BEGIN DATA FOR THIS TASK

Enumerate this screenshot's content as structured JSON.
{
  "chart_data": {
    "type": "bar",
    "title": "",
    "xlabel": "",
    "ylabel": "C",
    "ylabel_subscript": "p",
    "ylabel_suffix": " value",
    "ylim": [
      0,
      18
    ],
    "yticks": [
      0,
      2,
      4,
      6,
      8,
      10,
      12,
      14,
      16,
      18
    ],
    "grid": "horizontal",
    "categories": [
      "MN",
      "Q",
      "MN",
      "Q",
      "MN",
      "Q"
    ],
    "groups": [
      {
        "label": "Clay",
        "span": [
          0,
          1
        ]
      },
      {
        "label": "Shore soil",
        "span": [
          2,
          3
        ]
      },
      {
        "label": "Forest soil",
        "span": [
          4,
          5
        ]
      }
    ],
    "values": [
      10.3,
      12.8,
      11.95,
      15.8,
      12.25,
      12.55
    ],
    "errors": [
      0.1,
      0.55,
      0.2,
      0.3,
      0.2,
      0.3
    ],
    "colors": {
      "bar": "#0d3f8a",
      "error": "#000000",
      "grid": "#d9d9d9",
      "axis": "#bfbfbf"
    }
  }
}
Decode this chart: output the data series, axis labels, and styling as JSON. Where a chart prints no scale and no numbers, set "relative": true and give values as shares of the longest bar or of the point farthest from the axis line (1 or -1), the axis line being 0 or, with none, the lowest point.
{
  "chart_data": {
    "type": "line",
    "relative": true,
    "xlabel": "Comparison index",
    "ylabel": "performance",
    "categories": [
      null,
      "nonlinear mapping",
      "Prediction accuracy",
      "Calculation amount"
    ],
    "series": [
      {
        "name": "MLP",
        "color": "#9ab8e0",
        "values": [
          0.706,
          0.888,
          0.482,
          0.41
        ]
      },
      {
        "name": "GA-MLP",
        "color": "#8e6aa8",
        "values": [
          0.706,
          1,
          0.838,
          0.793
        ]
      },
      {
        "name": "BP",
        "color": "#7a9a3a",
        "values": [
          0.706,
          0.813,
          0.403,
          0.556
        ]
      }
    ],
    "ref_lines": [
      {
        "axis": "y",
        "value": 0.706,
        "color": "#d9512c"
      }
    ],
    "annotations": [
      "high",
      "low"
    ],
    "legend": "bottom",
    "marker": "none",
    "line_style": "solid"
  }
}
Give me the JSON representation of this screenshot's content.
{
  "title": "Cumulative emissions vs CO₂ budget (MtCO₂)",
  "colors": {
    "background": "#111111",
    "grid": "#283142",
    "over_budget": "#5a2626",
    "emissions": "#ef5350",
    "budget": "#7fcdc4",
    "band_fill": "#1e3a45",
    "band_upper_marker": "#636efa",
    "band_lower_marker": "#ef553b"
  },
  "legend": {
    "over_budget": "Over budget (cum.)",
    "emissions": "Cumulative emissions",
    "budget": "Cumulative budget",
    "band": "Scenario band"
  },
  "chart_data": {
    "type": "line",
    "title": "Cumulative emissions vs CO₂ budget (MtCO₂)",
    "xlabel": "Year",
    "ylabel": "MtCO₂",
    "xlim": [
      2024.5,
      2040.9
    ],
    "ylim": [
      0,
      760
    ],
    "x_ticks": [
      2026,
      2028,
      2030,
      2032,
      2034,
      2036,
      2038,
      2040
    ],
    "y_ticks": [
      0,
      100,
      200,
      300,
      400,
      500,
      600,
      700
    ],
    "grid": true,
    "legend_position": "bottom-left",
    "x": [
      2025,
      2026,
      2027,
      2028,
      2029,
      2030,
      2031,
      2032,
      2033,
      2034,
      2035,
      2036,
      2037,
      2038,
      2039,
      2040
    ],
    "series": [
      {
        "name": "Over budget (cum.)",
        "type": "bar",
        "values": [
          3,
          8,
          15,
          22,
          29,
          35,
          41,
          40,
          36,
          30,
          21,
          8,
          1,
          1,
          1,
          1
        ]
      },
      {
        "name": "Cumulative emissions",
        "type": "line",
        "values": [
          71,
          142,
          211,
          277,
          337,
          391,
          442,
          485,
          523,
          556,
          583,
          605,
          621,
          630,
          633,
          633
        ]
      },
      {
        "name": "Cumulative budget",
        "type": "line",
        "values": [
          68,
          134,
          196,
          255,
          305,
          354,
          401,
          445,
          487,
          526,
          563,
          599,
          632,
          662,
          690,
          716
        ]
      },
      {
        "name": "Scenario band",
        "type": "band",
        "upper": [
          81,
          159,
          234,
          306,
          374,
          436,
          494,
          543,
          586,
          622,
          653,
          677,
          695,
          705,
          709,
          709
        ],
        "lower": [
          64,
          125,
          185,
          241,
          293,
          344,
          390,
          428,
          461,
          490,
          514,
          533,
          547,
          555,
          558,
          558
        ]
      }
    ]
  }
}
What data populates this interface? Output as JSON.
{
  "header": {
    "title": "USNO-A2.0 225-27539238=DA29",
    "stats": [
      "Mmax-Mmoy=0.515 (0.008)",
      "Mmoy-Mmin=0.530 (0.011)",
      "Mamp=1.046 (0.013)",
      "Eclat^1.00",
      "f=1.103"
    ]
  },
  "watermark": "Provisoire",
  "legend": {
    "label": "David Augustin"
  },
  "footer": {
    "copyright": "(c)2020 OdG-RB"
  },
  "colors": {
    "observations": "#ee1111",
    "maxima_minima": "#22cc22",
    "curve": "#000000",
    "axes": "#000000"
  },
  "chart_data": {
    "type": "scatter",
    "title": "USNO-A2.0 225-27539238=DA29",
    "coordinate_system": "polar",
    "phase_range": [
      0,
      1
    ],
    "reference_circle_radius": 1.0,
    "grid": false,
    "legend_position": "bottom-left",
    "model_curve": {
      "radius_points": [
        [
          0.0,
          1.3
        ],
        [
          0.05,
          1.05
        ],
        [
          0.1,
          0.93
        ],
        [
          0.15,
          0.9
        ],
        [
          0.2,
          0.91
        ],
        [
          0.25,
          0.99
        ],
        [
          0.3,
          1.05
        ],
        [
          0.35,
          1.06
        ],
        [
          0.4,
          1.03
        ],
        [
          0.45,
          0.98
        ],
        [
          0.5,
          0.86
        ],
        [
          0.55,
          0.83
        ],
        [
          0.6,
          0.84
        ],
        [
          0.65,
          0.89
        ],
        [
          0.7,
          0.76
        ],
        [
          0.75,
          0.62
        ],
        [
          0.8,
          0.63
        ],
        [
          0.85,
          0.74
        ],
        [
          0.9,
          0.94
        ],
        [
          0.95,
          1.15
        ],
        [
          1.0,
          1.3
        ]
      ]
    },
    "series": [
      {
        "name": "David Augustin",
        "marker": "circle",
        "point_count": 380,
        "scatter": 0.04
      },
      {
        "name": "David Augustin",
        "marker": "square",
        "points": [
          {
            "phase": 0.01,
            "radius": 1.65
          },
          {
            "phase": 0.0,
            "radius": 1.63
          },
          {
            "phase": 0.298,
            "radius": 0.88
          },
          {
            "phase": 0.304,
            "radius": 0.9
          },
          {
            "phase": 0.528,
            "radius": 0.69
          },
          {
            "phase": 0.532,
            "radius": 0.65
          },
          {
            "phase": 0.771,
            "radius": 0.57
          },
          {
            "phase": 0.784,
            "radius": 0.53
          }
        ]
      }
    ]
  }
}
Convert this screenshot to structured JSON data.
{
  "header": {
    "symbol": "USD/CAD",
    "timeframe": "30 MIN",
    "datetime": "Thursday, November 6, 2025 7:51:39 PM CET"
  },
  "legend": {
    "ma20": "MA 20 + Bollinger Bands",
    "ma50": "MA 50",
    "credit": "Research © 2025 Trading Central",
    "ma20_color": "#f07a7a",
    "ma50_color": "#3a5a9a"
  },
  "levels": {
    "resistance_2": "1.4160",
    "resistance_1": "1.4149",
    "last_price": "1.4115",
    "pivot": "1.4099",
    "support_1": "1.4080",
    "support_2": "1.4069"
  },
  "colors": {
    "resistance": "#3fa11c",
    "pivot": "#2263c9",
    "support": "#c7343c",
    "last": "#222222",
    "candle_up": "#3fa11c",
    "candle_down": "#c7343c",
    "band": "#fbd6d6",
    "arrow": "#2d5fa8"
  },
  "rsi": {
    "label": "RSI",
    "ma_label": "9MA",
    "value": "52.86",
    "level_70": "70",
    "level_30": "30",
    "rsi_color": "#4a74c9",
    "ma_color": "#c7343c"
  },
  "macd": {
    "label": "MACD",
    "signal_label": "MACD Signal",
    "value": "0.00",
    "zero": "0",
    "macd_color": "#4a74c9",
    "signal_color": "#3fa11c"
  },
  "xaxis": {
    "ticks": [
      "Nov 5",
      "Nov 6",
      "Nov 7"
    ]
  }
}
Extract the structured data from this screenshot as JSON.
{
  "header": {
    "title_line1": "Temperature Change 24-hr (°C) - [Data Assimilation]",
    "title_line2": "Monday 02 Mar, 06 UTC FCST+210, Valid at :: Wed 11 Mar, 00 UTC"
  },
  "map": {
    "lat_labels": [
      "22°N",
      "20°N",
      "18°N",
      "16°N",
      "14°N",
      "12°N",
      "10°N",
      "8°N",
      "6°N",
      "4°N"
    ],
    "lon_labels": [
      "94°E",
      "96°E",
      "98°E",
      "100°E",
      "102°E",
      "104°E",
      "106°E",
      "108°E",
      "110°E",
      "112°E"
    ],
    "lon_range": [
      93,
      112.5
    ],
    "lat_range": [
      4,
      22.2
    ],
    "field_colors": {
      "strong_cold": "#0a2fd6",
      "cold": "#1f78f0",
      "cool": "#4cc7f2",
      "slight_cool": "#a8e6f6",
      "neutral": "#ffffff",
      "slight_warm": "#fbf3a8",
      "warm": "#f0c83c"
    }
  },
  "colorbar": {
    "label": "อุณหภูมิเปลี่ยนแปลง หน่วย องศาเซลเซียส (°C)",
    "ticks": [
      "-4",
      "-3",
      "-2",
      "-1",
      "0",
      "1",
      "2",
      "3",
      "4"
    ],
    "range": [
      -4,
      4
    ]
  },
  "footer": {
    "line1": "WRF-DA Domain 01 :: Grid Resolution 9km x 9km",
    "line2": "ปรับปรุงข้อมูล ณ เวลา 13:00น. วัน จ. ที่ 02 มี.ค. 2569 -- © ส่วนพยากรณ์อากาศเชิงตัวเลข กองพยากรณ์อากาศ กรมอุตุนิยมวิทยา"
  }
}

END DATA FOR THIS TASK

Scan the data for the word "name" and copy every line where it shows up.

        "name": "MLP",
        "name": "GA-MLP",
        "name": "BP",
        "name": "Over budget (cum.)",
        "name": "Cumulative emissions",
        "name": "Cumulative budget",
        "name": "Scenario band",
        "name": "David Augustin",
        "name": "David Augustin",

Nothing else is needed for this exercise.